→ **WHAT IS REQUIRED**: Decide whether each statement below agrees with the abstract on postconditioning in rat hearts. Answer yes or no for each, and quote the abstract's deciding words exactly. 1. Infarct size was larger in SHR hearts than in WKY hearts. 2. Acute ACE inhibition during reperfusion altered I/R injury. 3. Chronic ACE inhibition was given for 4 weeks.

→ **GIVEN PASSAGE**:
'''
Aim: 

PostC depends on B2-bradykinin receptor activation. Since ACE degrades kinins and may desensitize heart B2 receptors, we tested the effects of PostC on infarct size (IS) and postischemic cardiac function in the presence of either acute or chronic ACE-inhibition (ACE-I).

Methods: 

Hearts isolated from spontaneously hypertensive (SHR) and normotensive (WKY) rats were subjected to: a) 30 min ischemia and 120 min reperfusion (I/R), b) I/R + PostC protocol (5 cycles of 10 s I/R at the beginning of R), c) acute ACE-I (Captopril, 200mM) during the 20-40 min early R +/­ PostC; d) chronic ACE-I (300mg/l in drinking water for 4 weeks) before to subject the hearts to I/R +/­ PostC. We assessed left ventricular (LV) end-diastolic and developed pressures, infarct size (IS, % of LV) and LDH release. During chronic ACE-I, LV hypertrophy (LVH) was assessed by echocardiography.

Results: 

IS was smaller in WKY than SHR hearts. PostC limited I/R injury in WKY (IS: 24±3 vs 46±5%, p<0.001), but was less effective in SHR (47±7 vs 70±7%, p< 0.05). Acute ACE-I in R did not alter I/R injury, but progressively limited PostC protection. In SHR, Chronic ACE-I limited LVH (reduced diastolic thickness and systolic thickening of LV); despite LVH regression and a reduced IS by I/R, PostC did not add further protection.

Conclusions: 

PostC protection is reduced in SHR. Acute ACE-I cannot alter I/R injury. However chronic ACE-I reduces LVH and I/R injury, but may alter B2 receptors and blunts PostC protection.
'''
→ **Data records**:
'''
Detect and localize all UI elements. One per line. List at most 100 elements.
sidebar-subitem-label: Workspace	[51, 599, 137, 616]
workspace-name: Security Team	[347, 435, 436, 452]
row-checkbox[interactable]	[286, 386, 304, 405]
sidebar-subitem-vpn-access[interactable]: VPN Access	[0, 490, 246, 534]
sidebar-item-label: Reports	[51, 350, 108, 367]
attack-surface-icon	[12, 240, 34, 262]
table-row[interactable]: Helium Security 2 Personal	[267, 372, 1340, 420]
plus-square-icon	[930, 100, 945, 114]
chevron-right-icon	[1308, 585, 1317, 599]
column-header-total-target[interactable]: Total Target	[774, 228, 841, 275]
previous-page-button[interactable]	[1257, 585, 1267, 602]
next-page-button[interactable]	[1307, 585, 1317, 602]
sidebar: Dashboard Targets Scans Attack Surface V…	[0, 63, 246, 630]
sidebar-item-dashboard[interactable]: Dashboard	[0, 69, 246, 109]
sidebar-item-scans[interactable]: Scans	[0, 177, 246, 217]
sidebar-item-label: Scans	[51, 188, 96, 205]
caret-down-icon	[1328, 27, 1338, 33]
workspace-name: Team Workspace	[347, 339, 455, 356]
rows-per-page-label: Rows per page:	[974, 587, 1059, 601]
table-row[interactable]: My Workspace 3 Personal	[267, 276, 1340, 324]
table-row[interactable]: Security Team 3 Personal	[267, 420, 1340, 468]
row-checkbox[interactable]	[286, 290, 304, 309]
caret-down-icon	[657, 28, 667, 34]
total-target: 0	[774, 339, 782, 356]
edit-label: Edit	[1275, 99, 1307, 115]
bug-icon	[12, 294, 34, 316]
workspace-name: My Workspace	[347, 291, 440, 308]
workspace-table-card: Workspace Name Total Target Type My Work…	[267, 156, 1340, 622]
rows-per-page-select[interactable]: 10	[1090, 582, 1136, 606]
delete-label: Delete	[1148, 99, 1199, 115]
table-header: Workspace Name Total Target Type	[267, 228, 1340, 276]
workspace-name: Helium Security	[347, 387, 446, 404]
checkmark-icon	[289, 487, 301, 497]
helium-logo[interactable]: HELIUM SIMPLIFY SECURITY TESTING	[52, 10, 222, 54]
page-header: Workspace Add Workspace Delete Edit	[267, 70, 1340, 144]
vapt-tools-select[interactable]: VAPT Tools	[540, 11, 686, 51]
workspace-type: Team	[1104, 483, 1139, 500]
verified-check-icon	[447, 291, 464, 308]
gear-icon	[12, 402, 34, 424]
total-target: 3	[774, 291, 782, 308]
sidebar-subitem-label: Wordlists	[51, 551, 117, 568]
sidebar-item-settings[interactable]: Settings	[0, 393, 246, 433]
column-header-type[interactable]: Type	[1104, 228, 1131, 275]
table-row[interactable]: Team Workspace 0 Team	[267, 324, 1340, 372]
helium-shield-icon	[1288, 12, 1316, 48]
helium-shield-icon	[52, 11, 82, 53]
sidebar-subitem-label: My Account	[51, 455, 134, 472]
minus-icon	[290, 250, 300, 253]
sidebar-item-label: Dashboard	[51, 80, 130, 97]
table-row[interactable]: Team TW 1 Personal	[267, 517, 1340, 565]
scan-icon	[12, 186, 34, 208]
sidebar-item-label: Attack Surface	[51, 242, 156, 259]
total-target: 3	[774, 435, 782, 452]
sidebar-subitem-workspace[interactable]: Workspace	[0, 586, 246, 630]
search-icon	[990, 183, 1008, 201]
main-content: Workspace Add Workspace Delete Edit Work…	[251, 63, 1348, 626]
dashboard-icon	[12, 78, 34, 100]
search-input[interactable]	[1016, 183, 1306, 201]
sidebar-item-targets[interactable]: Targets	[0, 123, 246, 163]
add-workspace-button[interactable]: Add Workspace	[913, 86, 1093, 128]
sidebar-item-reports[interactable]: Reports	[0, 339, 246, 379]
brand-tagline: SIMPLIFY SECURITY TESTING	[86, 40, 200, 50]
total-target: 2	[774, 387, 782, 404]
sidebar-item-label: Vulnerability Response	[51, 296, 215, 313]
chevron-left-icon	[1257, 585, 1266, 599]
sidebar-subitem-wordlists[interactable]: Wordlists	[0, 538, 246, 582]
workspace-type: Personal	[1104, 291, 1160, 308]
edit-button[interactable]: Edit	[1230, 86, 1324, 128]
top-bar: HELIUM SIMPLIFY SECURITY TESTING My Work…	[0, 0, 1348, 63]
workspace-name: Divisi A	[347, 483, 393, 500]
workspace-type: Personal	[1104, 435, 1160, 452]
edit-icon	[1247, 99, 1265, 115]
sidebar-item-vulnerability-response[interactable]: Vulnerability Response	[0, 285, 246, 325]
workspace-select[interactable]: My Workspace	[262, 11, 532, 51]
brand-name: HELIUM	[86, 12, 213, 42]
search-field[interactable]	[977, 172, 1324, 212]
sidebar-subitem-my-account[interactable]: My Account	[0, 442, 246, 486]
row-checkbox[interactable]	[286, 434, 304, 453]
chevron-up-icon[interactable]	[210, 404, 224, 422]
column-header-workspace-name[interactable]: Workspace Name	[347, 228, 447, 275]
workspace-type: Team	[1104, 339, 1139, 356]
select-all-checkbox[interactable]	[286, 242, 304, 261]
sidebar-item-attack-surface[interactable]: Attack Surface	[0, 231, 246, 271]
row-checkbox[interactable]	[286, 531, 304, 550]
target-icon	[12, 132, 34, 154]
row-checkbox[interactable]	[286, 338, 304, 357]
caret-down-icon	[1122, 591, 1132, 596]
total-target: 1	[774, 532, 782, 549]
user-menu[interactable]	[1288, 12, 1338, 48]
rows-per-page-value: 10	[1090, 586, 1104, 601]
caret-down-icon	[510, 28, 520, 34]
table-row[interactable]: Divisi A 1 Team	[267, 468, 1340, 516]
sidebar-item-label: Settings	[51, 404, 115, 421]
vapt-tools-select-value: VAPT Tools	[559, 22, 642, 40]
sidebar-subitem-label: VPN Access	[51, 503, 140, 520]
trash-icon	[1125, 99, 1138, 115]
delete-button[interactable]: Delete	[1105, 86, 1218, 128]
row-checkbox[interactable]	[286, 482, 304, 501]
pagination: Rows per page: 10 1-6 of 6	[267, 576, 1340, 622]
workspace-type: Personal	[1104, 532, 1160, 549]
'''
→ **TASK RESPONSE**:
1. Yes: "IS was smaller in WKY than SHR hearts."
2. No: "Acute ACE-I in R did not alter I/R injury"
3. Yes: "chronic ACE-I (300mg/l in drinking water for 4 weeks)"